• [REQUIREMENTS]: Find the lines of data that contain the string "ylabel", then list them.

• [Records from a collection of figures]:

———

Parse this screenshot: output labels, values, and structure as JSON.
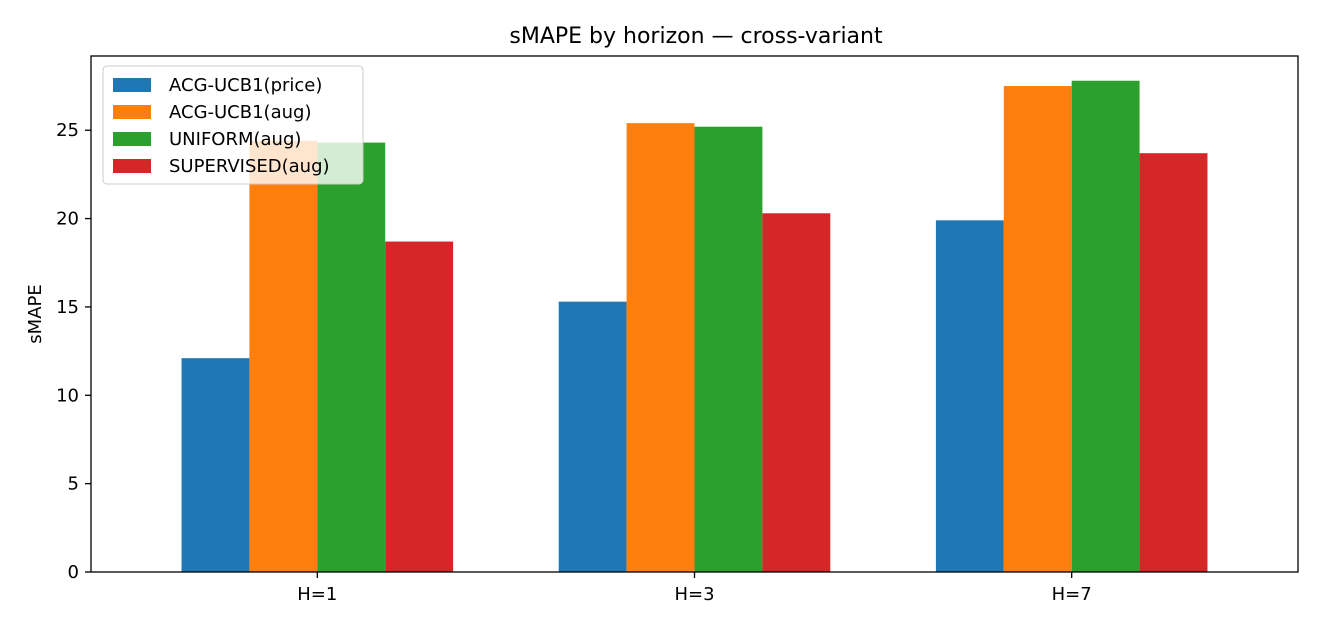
{
  "chart_data": {
    "type": "bar",
    "title": "sMAPE by horizon — cross-variant",
    "xlabel": "",
    "ylabel": "sMAPE",
    "categories": [
      "H=1",
      "H=3",
      "H=7"
    ],
    "ylim": [
      0,
      29.2
    ],
    "yticks": [
      0,
      5,
      10,
      15,
      20,
      25
    ],
    "grid": false,
    "legend_position": "top-left",
    "series": [
      {
        "name": "ACG-UCB1(price)",
        "color": "#1f77b4",
        "values": [
          12.1,
          15.3,
          19.9
        ]
      },
      {
        "name": "ACG-UCB1(aug)",
        "color": "#ff7f0e",
        "values": [
          24.4,
          25.4,
          27.5
        ]
      },
      {
        "name": "UNIFORM(aug)",
        "color": "#2ca02c",
        "values": [
          24.3,
          25.2,
          27.8
        ]
      },
      {
        "name": "SUPERVISED(aug)",
        "color": "#d62728",
        "values": [
          18.7,
          20.3,
          23.7
        ]
      }
    ]
  }
}
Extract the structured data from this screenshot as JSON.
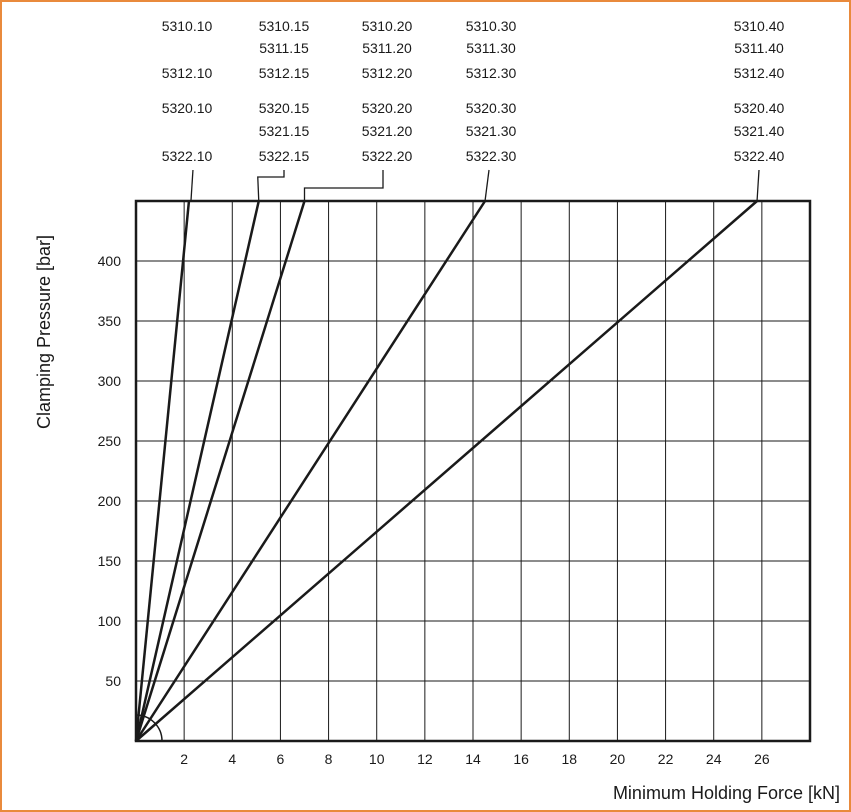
{
  "frame": {
    "border_color": "#e98a3c"
  },
  "chart_data": {
    "type": "line",
    "title": "",
    "xlabel": "Minimum Holding Force [kN]",
    "ylabel": "Clamping Pressure [bar]",
    "xlim": [
      0,
      28
    ],
    "ylim": [
      0,
      450
    ],
    "grid": true,
    "x_ticks": [
      2,
      4,
      6,
      8,
      10,
      12,
      14,
      16,
      18,
      20,
      22,
      24,
      26
    ],
    "y_ticks": [
      50,
      100,
      150,
      200,
      250,
      300,
      350,
      400
    ],
    "series": [
      {
        "name": "5310.10 / 5312.10 / 5320.10 / 5322.10",
        "labels": [
          "5310.10",
          "",
          "5312.10",
          "5320.10",
          "",
          "5322.10"
        ],
        "x": [
          0,
          2.2
        ],
        "y": [
          0,
          450
        ]
      },
      {
        "name": "5310.15 / 5311.15 / 5312.15 / 5320.15 / 5321.15 / 5322.15",
        "labels": [
          "5310.15",
          "5311.15",
          "5312.15",
          "5320.15",
          "5321.15",
          "5322.15"
        ],
        "x": [
          0,
          5.1
        ],
        "y": [
          0,
          450
        ]
      },
      {
        "name": "5310.20 / 5311.20 / 5312.20 / 5320.20 / 5321.20 / 5322.20",
        "labels": [
          "5310.20",
          "5311.20",
          "5312.20",
          "5320.20",
          "5321.20",
          "5322.20"
        ],
        "x": [
          0,
          7.0
        ],
        "y": [
          0,
          450
        ]
      },
      {
        "name": "5310.30 / 5311.30 / 5312.30 / 5320.30 / 5321.30 / 5322.30",
        "labels": [
          "5310.30",
          "5311.30",
          "5312.30",
          "5320.30",
          "5321.30",
          "5322.30"
        ],
        "x": [
          0,
          14.5
        ],
        "y": [
          0,
          450
        ]
      },
      {
        "name": "5310.40 / 5311.40 / 5312.40 / 5320.40 / 5321.40 / 5322.40",
        "labels": [
          "5310.40",
          "5311.40",
          "5312.40",
          "5320.40",
          "5321.40",
          "5322.40"
        ],
        "x": [
          0,
          25.8
        ],
        "y": [
          0,
          450
        ]
      }
    ]
  }
}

———

• [OUTPUT FOR THIS TASK]:
    "ylabel": "sMAPE",
    "ylabel": "Clamping Pressure [bar]",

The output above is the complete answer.